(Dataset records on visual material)

****************************************

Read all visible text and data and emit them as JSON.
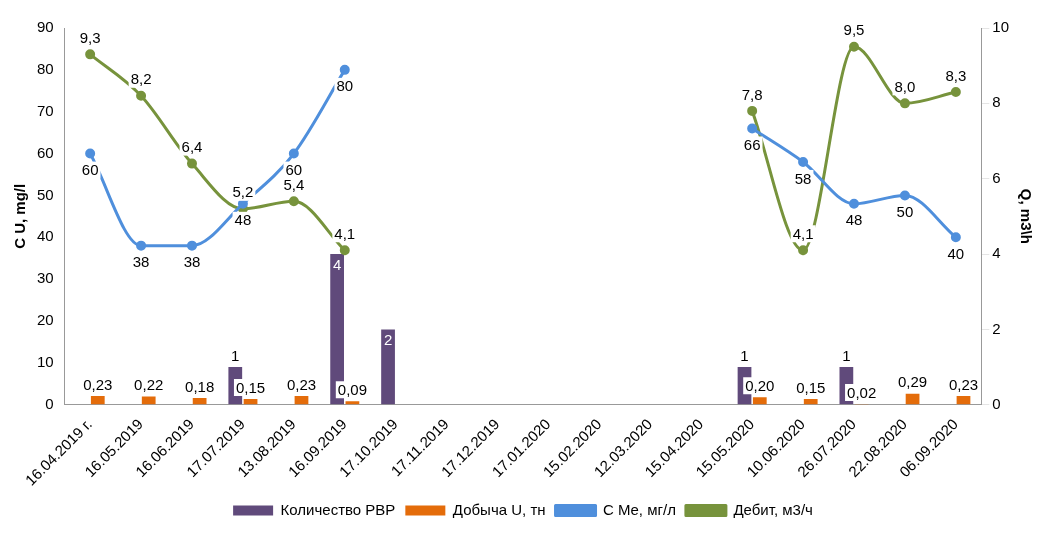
{
  "chart_data": {
    "type": "bar",
    "ylabel": "C U, mg/l",
    "y2label": "Q, m3\\h",
    "categories": [
      "16.04.2019 г.",
      "16.05.2019",
      "16.06.2019",
      "17.07.2019",
      "13.08.2019",
      "16.09.2019",
      "17.10.2019",
      "17.11.2019",
      "17.12.2019",
      "17.01.2020",
      "15.02.2020",
      "12.03.2020",
      "15.04.2020",
      "15.05.2020",
      "10.06.2020",
      "26.07.2020",
      "22.08.2020",
      "06.09.2020"
    ],
    "series": [
      {
        "name": "Количество РВР",
        "type": "bar",
        "axis": "y2",
        "color": "#604a7b",
        "values": [
          null,
          null,
          null,
          1,
          null,
          4,
          2,
          null,
          null,
          null,
          null,
          null,
          null,
          1,
          null,
          1,
          null,
          null
        ],
        "value_labels": [
          null,
          null,
          null,
          "1",
          null,
          "4",
          "2",
          null,
          null,
          null,
          null,
          null,
          null,
          "1",
          null,
          "1",
          null,
          null
        ]
      },
      {
        "name": "Добыча U, тн",
        "type": "bar",
        "axis": "y2",
        "color": "#e46c0a",
        "values": [
          0.23,
          0.22,
          0.18,
          0.15,
          0.23,
          0.09,
          null,
          null,
          null,
          null,
          null,
          null,
          null,
          0.2,
          0.15,
          0.02,
          0.29,
          0.23
        ],
        "value_labels": [
          "0,23",
          "0,22",
          "0,18",
          "0,15",
          "0,23",
          "0,09",
          null,
          null,
          null,
          null,
          null,
          null,
          null,
          "0,20",
          "0,15",
          "0,02",
          "0,29",
          "0,23"
        ]
      },
      {
        "name": "C Me, мг/л",
        "type": "line",
        "color": "#4f8fdc",
        "values": [
          60,
          38,
          38,
          48,
          60,
          80,
          null,
          null,
          null,
          null,
          null,
          null,
          null,
          66,
          58,
          48,
          50,
          40
        ],
        "value_labels": [
          "60",
          "38",
          "38",
          "48",
          "60",
          "80",
          null,
          null,
          null,
          null,
          null,
          null,
          null,
          "66",
          "58",
          "48",
          "50",
          "40"
        ]
      },
      {
        "name": "Дебит, м3/ч",
        "type": "line",
        "axis": "y2",
        "color": "#77933c",
        "values": [
          9.3,
          8.2,
          6.4,
          5.2,
          5.4,
          4.1,
          null,
          null,
          null,
          null,
          null,
          null,
          null,
          7.8,
          4.1,
          9.5,
          8.0,
          8.3
        ],
        "value_labels": [
          "9,3",
          "8,2",
          "6,4",
          "5,2",
          "5,4",
          "4,1",
          null,
          null,
          null,
          null,
          null,
          null,
          null,
          "7,8",
          "4,1",
          "9,5",
          "8,0",
          "8,3"
        ]
      }
    ],
    "ylim": [
      0,
      90
    ],
    "yticks": [
      0,
      10,
      20,
      30,
      40,
      50,
      60,
      70,
      80,
      90
    ],
    "y2lim": [
      0,
      10
    ],
    "y2ticks": [
      0,
      2,
      4,
      6,
      8,
      10
    ],
    "grid": false,
    "legend": "bottom",
    "marker": "circle"
  }
}
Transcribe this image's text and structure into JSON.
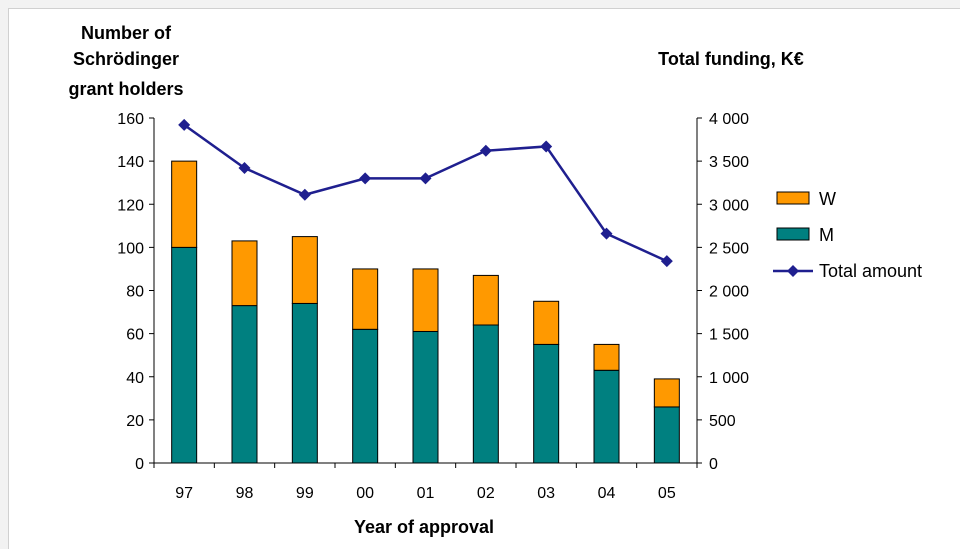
{
  "chart_data": {
    "type": "bar",
    "stacked": true,
    "xlabel": "Year of approval",
    "ylabel_left": [
      "Number of",
      "Schrödinger",
      "grant holders"
    ],
    "ylabel_right": "Total funding, K€",
    "categories": [
      "97",
      "98",
      "99",
      "00",
      "01",
      "02",
      "03",
      "04",
      "05"
    ],
    "y_left": {
      "min": 0,
      "max": 160,
      "step": 20,
      "tick_labels": [
        "0",
        "20",
        "40",
        "60",
        "80",
        "100",
        "120",
        "140",
        "160"
      ]
    },
    "y_right": {
      "min": 0,
      "max": 4000,
      "step": 500,
      "tick_labels": [
        "0",
        "500",
        "1 000",
        "1 500",
        "2 000",
        "2 500",
        "3 000",
        "3 500",
        "4 000"
      ]
    },
    "grid": false,
    "legend_position": "right",
    "series": [
      {
        "name": "M",
        "type": "bar",
        "axis": "left",
        "color": "#008080",
        "values": [
          100,
          73,
          74,
          62,
          61,
          64,
          55,
          43,
          26
        ]
      },
      {
        "name": "W",
        "type": "bar",
        "axis": "left",
        "color": "#ff9900",
        "values": [
          40,
          30,
          31,
          28,
          29,
          23,
          20,
          12,
          13
        ]
      },
      {
        "name": "Total amount",
        "type": "line",
        "axis": "right",
        "color": "#1f1f8f",
        "values": [
          3920,
          3420,
          3110,
          3300,
          3300,
          3620,
          3670,
          2660,
          2340
        ]
      }
    ],
    "legend": [
      {
        "label": "W",
        "kind": "box",
        "color": "#ff9900"
      },
      {
        "label": "M",
        "kind": "box",
        "color": "#008080"
      },
      {
        "label": "Total amount",
        "kind": "line",
        "color": "#1f1f8f"
      }
    ]
  }
}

****************************************

**GIVEN EXERCISE**: Repeat the listing verbatim. Skip the pictures.

**THE REPLY**:
Read all visible text and data and emit them as JSON.
{
  "chart_data": {
    "type": "bar",
    "ylabel": "C U, mg/l",
    "y2label": "Q, m3\\h",
    "categories": [
      "16.04.2019 г.",
      "16.05.2019",
      "16.06.2019",
      "17.07.2019",
      "13.08.2019",
      "16.09.2019",
      "17.10.2019",
      "17.11.2019",
      "17.12.2019",
      "17.01.2020",
      "15.02.2020",
      "12.03.2020",
      "15.04.2020",
      "15.05.2020",
      "10.06.2020",
      "26.07.2020",
      "22.08.2020",
      "06.09.2020"
    ],
    "series": [
      {
        "name": "Количество РВР",
        "type": "bar",
        "axis": "y2",
        "color": "#604a7b",
        "values": [
          null,
          null,
          null,
          1,
          null,
          4,
          2,
          null,
          null,
          null,
          null,
          null,
          null,
          1,
          null,
          1,
          null,
          null
        ],
        "value_labels": [
          null,
          null,
          null,
          "1",
          null,
          "4",
          "2",
          null,
          null,
          null,
          null,
          null,
          null,
          "1",
          null,
          "1",
          null,
          null
        ]
      },
      {
        "name": "Добыча U, тн",
        "type": "bar",
        "axis": "y2",
        "color": "#e46c0a",
        "values": [
          0.23,
          0.22,
          0.18,
          0.15,
          0.23,
          0.09,
          null,
          null,
          null,
          null,
          null,
          null,
          null,
          0.2,
          0.15,
          0.02,
          0.29,
          0.23
        ],
        "value_labels": [
          "0,23",
          "0,22",
          "0,18",
          "0,15",
          "0,23",
          "0,09",
          null,
          null,
          null,
          null,
          null,
          null,
          null,
          "0,20",
          "0,15",
          "0,02",
          "0,29",
          "0,23"
        ]
      },
      {
        "name": "C Me, мг/л",
        "type": "line",
        "color": "#4f8fdc",
        "values": [
          60,
          38,
          38,
          48,
          60,
          80,
          null,
          null,
          null,
          null,
          null,
          null,
          null,
          66,
          58,
          48,
          50,
          40
        ],
        "value_labels": [
          "60",
          "38",
          "38",
          "48",
          "60",
          "80",
          null,
          null,
          null,
          null,
          null,
          null,
          null,
          "66",
          "58",
          "48",
          "50",
          "40"
        ]
      },
      {
        "name": "Дебит, м3/ч",
        "type": "line",
        "axis": "y2",
        "color": "#77933c",
        "values": [
          9.3,
          8.2,
          6.4,
          5.2,
          5.4,
          4.1,
          null,
          null,
          null,
          null,
          null,
          null,
          null,
          7.8,
          4.1,
          9.5,
          8.0,
          8.3
        ],
        "value_labels": [
          "9,3",
          "8,2",
          "6,4",
          "5,2",
          "5,4",
          "4,1",
          null,
          null,
          null,
          null,
          null,
          null,
          null,
          "7,8",
          "4,1",
          "9,5",
          "8,0",
          "8,3"
        ]
      }
    ],
    "ylim": [
      0,
      90
    ],
    "yticks": [
      0,
      10,
      20,
      30,
      40,
      50,
      60,
      70,
      80,
      90
    ],
    "y2lim": [
      0,
      10
    ],
    "y2ticks": [
      0,
      2,
      4,
      6,
      8,
      10
    ],
    "grid": false,
    "legend": "bottom",
    "marker": "circle"
  }
}
Transcribe this image's text and structure into JSON.
{
  "chart_data": {
    "type": "bar",
    "stacked": true,
    "xlabel": "Year of approval",
    "ylabel_left": [
      "Number of",
      "Schrödinger",
      "grant holders"
    ],
    "ylabel_right": "Total funding, K€",
    "categories": [
      "97",
      "98",
      "99",
      "00",
      "01",
      "02",
      "03",
      "04",
      "05"
    ],
    "y_left": {
      "min": 0,
      "max": 160,
      "step": 20,
      "tick_labels": [
        "0",
        "20",
        "40",
        "60",
        "80",
        "100",
        "120",
        "140",
        "160"
      ]
    },
    "y_right": {
      "min": 0,
      "max": 4000,
      "step": 500,
      "tick_labels": [
        "0",
        "500",
        "1 000",
        "1 500",
        "2 000",
        "2 500",
        "3 000",
        "3 500",
        "4 000"
      ]
    },
    "grid": false,
    "legend_position": "right",
    "series": [
      {
        "name": "M",
        "type": "bar",
        "axis": "left",
        "color": "#008080",
        "values": [
          100,
          73,
          74,
          62,
          61,
          64,
          55,
          43,
          26
        ]
      },
      {
        "name": "W",
        "type": "bar",
        "axis": "left",
        "color": "#ff9900",
        "values": [
          40,
          30,
          31,
          28,
          29,
          23,
          20,
          12,
          13
        ]
      },
      {
        "name": "Total amount",
        "type": "line",
        "axis": "right",
        "color": "#1f1f8f",
        "values": [
          3920,
          3420,
          3110,
          3300,
          3300,
          3620,
          3670,
          2660,
          2340
        ]
      }
    ],
    "legend": [
      {
        "label": "W",
        "kind": "box",
        "color": "#ff9900"
      },
      {
        "label": "M",
        "kind": "box",
        "color": "#008080"
      },
      {
        "label": "Total amount",
        "kind": "line",
        "color": "#1f1f8f"
      }
    ]
  }
}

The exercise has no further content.